§ EXCERPT:

MATERIAL AND METHODS: A systematic review was performed with respect to outcome variables of nutritional screening methods and their association with systemic treatment tolerance in patients with CRC. The Cochrane guidelines for systematic reviews and the Preferred Reporting Items for Systematic Reviews and Meta-Analyses (PRISMA) guidelines were followed. Two authors independently assessed the risk of bias and quality of each included study.

RESULTS: A total of sixteen studies were included. The following screening methods for malnutrition were assessed in the included studies: serum albumin, body mass index, C-reactive protein/albumin ratio, modified version of the Glasgow prognostic score, mini nutritional assessment, nutritional risk index, patient-generated subjective global assessment, sarcopenia and weight loss.

[Records from a data collection]
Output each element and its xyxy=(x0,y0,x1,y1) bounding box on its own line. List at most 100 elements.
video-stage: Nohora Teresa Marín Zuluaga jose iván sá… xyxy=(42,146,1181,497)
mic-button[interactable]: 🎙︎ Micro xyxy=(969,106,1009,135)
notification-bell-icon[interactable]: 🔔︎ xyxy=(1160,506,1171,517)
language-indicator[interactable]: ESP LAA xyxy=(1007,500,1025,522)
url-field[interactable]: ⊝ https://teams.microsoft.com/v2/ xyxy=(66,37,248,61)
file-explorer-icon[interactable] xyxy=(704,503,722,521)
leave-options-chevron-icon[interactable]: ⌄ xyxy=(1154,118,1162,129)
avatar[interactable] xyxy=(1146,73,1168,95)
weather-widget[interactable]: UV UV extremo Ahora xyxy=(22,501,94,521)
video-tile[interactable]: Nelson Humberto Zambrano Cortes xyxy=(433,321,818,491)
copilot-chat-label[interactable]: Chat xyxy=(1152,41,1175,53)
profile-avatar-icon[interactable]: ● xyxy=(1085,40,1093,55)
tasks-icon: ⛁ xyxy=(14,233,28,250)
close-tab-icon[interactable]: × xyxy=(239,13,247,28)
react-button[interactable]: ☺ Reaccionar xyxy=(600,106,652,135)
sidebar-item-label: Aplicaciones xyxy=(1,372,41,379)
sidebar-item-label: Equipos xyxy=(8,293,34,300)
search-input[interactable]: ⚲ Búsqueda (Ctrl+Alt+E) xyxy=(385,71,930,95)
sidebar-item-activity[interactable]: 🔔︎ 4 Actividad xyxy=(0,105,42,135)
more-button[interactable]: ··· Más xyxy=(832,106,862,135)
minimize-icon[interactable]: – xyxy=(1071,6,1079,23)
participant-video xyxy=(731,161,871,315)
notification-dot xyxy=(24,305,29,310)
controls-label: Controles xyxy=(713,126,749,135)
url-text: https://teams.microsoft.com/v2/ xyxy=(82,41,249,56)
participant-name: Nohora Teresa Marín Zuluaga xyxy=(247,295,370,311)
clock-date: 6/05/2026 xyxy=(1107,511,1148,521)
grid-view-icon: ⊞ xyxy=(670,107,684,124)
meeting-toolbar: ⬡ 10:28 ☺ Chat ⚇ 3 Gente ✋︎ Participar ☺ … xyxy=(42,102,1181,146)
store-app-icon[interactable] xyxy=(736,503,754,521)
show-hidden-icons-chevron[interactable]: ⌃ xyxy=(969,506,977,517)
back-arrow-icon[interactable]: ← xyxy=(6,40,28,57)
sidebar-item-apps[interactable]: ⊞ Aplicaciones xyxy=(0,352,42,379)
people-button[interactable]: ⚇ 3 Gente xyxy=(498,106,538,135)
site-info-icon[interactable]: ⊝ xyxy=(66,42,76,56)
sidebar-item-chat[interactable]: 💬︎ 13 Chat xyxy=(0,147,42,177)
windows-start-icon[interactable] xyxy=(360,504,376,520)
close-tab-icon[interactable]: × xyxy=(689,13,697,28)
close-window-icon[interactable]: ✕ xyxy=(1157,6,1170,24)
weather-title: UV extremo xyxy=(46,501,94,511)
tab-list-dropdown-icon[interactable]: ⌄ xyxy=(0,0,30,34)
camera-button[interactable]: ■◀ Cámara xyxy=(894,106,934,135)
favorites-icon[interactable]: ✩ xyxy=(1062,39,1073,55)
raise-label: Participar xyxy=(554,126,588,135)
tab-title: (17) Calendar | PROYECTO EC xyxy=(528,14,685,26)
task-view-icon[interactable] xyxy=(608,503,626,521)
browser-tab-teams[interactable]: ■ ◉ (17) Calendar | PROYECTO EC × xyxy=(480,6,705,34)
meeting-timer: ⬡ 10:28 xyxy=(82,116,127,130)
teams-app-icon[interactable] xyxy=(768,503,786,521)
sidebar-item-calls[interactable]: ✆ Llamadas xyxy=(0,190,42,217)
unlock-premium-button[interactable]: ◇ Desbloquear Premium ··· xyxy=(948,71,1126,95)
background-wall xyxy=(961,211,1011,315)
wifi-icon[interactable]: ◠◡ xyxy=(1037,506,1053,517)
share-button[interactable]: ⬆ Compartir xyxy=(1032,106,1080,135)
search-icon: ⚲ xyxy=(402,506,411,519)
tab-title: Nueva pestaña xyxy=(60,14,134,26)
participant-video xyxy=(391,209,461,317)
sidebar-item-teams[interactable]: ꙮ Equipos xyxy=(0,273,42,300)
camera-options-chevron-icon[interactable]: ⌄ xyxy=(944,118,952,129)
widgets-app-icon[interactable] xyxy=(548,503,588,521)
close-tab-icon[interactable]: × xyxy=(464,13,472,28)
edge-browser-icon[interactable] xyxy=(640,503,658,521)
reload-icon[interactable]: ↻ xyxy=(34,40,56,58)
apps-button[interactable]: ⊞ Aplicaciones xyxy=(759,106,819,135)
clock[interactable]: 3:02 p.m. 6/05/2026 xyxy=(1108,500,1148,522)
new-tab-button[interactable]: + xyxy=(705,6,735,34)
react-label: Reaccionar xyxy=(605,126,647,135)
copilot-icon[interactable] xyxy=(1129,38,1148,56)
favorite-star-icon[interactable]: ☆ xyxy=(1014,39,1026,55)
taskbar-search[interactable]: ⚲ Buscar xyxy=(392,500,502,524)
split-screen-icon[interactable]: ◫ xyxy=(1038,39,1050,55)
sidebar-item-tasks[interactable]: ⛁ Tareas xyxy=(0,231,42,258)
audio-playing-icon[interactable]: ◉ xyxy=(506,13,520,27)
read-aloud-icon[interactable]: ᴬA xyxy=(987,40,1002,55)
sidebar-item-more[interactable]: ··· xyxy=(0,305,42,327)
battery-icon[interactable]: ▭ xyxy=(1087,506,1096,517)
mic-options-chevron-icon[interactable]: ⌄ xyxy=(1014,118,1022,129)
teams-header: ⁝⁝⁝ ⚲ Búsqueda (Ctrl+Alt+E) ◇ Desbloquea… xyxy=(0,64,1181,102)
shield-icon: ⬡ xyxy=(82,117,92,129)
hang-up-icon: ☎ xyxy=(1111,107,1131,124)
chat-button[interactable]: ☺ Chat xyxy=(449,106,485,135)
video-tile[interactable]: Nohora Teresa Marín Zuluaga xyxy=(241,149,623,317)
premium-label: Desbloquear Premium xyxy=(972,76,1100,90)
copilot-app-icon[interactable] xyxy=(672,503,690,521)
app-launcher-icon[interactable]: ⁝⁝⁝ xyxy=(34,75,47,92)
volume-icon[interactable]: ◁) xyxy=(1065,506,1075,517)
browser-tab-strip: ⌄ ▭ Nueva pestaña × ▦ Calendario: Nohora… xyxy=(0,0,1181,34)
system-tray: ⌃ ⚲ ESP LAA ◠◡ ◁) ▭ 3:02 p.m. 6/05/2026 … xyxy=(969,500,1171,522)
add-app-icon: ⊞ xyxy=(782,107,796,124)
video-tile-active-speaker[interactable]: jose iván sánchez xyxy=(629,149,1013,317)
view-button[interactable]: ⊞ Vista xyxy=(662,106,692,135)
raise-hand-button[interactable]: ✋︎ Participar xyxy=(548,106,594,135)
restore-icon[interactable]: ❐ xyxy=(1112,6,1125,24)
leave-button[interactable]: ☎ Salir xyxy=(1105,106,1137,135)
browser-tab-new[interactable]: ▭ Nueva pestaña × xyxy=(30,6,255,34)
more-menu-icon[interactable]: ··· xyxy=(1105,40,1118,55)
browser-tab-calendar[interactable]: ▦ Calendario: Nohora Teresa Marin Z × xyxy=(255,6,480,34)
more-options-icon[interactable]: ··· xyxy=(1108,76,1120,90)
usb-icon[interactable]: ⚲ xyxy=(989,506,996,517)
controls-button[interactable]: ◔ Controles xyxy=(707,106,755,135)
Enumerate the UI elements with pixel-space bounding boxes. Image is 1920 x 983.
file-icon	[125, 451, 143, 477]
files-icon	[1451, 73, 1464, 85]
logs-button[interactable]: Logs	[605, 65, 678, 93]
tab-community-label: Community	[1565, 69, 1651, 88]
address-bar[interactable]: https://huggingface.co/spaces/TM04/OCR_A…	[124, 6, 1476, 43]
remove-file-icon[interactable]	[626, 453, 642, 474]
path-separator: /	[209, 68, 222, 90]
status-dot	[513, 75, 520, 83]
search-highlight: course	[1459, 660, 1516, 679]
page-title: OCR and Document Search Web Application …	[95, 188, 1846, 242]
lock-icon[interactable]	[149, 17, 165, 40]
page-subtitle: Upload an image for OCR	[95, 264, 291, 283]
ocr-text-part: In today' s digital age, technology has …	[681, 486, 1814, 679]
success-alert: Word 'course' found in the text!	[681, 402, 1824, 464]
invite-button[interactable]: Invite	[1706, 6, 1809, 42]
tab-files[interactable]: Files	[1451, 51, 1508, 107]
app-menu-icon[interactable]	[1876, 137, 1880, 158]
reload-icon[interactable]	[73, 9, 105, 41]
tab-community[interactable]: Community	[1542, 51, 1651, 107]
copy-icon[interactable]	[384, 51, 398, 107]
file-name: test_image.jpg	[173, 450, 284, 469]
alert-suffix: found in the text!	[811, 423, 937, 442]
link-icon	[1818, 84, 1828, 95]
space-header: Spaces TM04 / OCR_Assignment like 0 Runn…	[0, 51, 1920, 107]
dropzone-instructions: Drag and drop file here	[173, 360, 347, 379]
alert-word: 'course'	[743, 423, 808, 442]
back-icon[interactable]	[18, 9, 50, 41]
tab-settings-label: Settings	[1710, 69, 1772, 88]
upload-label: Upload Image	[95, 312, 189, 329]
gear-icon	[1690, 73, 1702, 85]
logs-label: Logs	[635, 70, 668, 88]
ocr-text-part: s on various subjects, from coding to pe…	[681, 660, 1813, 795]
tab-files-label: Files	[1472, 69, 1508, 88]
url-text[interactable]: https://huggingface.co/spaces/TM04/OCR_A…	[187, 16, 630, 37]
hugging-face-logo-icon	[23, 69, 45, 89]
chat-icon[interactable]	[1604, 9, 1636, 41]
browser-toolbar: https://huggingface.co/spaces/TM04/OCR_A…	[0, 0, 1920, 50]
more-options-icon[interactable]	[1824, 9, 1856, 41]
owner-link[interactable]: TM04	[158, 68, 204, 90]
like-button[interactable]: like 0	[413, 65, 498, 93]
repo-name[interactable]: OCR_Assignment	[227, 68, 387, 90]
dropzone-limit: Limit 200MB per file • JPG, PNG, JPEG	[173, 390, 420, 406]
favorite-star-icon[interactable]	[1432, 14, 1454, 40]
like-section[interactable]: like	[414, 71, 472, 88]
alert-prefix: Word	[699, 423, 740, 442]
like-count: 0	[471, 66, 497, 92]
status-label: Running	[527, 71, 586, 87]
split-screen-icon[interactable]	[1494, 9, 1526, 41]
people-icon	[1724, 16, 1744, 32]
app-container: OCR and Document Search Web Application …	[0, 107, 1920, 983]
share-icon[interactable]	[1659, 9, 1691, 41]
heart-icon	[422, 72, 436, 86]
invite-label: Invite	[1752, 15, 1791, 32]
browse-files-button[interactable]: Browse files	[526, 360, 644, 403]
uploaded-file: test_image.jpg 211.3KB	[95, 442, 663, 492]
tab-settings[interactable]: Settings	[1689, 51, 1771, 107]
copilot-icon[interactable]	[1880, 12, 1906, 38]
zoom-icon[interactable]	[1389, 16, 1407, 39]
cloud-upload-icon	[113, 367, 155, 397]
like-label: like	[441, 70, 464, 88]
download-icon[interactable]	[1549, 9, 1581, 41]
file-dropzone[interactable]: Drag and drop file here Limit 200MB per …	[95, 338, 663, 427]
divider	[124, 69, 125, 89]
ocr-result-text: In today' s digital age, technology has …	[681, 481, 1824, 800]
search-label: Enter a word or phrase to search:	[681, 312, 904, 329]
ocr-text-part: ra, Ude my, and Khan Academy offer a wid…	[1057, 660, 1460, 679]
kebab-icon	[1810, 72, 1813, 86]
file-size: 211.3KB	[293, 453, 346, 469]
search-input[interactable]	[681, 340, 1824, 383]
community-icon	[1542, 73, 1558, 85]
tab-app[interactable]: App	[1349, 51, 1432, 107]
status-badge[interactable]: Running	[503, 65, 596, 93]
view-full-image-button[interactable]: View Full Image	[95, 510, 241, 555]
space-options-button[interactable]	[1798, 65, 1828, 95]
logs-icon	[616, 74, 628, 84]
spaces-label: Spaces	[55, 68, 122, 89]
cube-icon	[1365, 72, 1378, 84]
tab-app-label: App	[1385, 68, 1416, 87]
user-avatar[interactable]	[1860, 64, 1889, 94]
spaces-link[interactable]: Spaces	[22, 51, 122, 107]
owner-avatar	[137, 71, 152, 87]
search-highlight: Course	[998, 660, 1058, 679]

§ EXERCISE:
Write out the full excerpt above on nutritional screening methods and treatment tolerance, word for word.

§ ANSWER TO THIS EXERCISE:
MATERIAL AND METHODS: A systematic review was performed with respect to outcome variables of nutritional screening methods and their association with systemic treatment tolerance in patients with CRC. The Cochrane guidelines for systematic reviews and the Preferred Reporting Items for Systematic Reviews and Meta-Analyses (PRISMA) guidelines were followed. Two authors independently assessed the risk of bias and quality of each included study.

RESULTS: A total of sixteen studies were included. The following screening methods for malnutrition were assessed in the included studies: serum albumin, body mass index, C-reactive protein/albumin ratio, modified version of the Glasgow prognostic score, mini nutritional assessment, nutritional risk index, patient-generated subjective global assessment, sarcopenia and weight loss.